═════ PAGE EXCERPT ═════

It could be the power supply, too, in case you have many components in
your system. Especially with Athlon systems this in an often overlooked
source of various diverse kind of problems. The processor itself already
pulls a fairly high current, so if there are also enough other power
consuming parts in the system (like HDs, CD-burner, a video card with
the latest gee-whiz graphics engine, several NICs, soundcard, TV-tuner,
and who knows what...) then there's a chance that this is just too much
for the power supply.  It usually is a bit difficult to correctly
estimate the required total power, so it's always a good idea to have a
bit more available. As a general rule of thumb, anything that gets
warm/hot consumes noticeable power -- so your HD probably is one such
candidate. For a typical Athlon system, I wouldn't go below a 300W
power supply, though that pure number isn't the whole truth -- as you
might expect there are differences in quality. Before actually failing
completely, some of them tend to exhibit less desirable properties,
like voltages dropping below the tolerances, spikes/ripples in the
output, etc... (unfortunately, I can't recommend a specific model or
manufacturer, and availability changes quickly, anyway -- hopefully you
know someone in a computer shop you can trust to give proper advice).

Personally, I'd get out my oscilloscope and check the level/smoothness
of the power supply's output lines... yet I understand that not
everyone is an ex electronics junkie, and thus may not have one of
those devices in the attic ;)  But maybe you have a friend who knows
someone who owns such equipment... For the less tricky problems of this
kind a simple multimeter (around $10) will do as well, though it will
not detect spikes an such...  Many modern BIOSes provide a similar
voltage monitoring functionality, but the problem with this is that you
can't watch it in vivo, while compiling...

Does the problem actually always (reproducibly) occur only *after* a
while of compiling activity, or does it also occasionally happen at
random without a 'power consuming history' preceding it?  This minor
distinction might help to tear apart whether it's a temperature-related
or a more static 'just-a-bad-RAM' problem.

═════

### [WHAT YOU WILL DO]
• A. How would you render this sentence from the excerpt on power supplies in Spanish: "It usually is a bit difficult to correctly estimate the required total power, so it's always a good idea to have a bit more available."
• B. Using the excerpt on power supplies, answer the following:
(i) Below what wattage would the writer not go for a typical Athlon system?
(ii) About how much does a simple multimeter cost?
(iii) What problem comes with the voltage monitoring that many modern BIOSes provide?

═════ RECORDS SUPPLIED ═════

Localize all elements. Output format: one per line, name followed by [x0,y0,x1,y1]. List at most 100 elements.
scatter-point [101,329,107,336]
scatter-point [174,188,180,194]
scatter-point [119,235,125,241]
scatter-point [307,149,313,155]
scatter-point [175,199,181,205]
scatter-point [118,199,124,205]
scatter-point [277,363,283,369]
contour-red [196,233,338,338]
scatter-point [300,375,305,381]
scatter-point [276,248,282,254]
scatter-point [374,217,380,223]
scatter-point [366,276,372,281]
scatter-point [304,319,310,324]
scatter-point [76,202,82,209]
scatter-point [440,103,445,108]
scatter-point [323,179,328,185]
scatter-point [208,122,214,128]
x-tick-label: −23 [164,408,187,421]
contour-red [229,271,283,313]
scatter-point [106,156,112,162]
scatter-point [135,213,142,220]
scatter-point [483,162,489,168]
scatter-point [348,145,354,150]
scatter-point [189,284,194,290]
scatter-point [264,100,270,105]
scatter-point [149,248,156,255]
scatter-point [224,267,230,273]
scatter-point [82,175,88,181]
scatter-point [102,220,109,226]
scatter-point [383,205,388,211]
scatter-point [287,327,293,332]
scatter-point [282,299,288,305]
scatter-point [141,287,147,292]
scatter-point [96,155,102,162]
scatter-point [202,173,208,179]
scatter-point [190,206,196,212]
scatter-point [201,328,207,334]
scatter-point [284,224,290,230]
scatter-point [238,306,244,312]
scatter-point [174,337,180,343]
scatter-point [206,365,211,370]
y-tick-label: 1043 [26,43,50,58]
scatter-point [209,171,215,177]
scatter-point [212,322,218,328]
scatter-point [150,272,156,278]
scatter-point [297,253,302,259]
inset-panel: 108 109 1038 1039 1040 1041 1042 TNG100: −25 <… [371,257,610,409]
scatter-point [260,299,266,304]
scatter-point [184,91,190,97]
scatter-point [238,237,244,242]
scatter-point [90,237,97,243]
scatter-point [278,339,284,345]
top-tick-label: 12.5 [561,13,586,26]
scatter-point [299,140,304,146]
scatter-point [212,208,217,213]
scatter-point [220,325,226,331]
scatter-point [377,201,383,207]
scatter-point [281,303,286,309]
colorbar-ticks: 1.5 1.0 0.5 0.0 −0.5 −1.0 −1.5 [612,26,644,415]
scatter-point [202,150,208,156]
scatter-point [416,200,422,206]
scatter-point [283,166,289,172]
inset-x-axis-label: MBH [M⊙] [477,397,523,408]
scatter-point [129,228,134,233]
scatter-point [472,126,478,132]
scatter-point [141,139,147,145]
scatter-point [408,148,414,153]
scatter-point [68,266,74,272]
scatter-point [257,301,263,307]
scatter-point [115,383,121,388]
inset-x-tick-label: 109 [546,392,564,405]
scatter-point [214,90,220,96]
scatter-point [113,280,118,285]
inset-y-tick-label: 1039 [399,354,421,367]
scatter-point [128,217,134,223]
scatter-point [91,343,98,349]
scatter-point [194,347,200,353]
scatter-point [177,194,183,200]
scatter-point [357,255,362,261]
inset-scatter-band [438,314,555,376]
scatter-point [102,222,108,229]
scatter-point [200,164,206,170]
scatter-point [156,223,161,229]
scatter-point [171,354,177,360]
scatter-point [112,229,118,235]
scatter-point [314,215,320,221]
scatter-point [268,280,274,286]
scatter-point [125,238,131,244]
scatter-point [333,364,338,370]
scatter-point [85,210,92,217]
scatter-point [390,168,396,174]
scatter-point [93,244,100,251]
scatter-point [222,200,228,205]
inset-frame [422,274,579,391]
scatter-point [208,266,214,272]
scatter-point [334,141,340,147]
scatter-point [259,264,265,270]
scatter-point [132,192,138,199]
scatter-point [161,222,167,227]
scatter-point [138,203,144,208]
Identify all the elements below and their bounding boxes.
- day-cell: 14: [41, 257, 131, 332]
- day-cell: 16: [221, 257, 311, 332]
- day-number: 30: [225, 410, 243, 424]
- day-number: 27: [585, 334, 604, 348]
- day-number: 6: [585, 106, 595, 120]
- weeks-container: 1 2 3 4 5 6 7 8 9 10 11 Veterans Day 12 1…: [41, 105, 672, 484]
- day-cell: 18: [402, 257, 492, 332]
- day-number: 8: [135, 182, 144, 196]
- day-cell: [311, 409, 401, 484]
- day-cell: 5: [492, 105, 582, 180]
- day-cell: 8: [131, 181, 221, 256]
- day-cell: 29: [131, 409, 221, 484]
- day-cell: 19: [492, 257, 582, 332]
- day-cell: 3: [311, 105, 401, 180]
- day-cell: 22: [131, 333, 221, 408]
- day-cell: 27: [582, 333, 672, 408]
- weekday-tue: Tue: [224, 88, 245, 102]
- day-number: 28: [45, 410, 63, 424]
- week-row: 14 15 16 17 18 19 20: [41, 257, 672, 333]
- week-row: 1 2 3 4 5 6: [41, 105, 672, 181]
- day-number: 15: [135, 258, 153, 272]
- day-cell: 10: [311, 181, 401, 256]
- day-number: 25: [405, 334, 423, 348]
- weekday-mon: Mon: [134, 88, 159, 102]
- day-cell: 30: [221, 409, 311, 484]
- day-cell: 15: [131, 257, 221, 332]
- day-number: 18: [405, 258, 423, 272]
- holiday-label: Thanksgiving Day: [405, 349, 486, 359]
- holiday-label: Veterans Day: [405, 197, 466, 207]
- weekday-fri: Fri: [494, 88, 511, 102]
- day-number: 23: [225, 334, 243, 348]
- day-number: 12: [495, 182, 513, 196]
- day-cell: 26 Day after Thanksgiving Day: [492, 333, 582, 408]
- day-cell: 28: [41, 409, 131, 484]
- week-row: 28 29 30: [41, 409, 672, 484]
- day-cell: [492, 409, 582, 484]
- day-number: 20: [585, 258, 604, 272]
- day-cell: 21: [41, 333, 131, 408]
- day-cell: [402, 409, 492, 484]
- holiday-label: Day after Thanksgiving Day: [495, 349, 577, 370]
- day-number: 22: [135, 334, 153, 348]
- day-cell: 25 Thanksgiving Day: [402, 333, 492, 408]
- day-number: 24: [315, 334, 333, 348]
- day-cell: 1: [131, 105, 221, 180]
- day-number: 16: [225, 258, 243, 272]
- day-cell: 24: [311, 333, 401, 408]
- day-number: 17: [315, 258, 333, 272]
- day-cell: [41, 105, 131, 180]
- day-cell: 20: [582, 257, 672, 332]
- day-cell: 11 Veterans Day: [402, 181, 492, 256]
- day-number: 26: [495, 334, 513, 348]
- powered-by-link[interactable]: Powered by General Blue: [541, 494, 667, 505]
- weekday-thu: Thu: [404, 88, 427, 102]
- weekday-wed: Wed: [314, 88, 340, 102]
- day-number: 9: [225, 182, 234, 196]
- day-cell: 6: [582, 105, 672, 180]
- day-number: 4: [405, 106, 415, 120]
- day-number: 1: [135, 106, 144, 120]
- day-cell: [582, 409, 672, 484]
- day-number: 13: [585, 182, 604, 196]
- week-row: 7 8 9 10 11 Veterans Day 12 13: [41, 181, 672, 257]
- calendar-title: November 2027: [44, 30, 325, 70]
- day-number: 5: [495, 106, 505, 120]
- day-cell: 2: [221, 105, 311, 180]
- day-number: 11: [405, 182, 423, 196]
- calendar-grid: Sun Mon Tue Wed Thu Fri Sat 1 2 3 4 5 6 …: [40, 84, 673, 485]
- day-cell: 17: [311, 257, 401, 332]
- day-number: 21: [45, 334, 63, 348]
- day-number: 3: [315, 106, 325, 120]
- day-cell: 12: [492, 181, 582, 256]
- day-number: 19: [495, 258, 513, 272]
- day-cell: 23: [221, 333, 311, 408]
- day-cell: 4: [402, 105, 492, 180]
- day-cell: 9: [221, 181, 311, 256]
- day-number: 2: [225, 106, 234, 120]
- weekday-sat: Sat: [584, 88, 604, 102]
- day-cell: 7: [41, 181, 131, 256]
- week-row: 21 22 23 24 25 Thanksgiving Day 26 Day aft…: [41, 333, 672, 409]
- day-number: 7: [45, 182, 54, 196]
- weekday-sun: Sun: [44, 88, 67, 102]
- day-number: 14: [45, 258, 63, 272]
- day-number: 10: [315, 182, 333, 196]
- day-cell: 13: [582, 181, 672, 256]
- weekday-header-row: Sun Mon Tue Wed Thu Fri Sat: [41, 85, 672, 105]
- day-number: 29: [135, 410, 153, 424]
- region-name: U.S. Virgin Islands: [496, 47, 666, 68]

═════

### [ANSWERS]
• A. Por lo general, es un poco difícil estimar correctamente la potencia total necesaria, así que siempre es buena idea disponer de un poco más.

• B.
(i) 300W
(ii) Around $10
(iii) You can't watch it in vivo while compiling.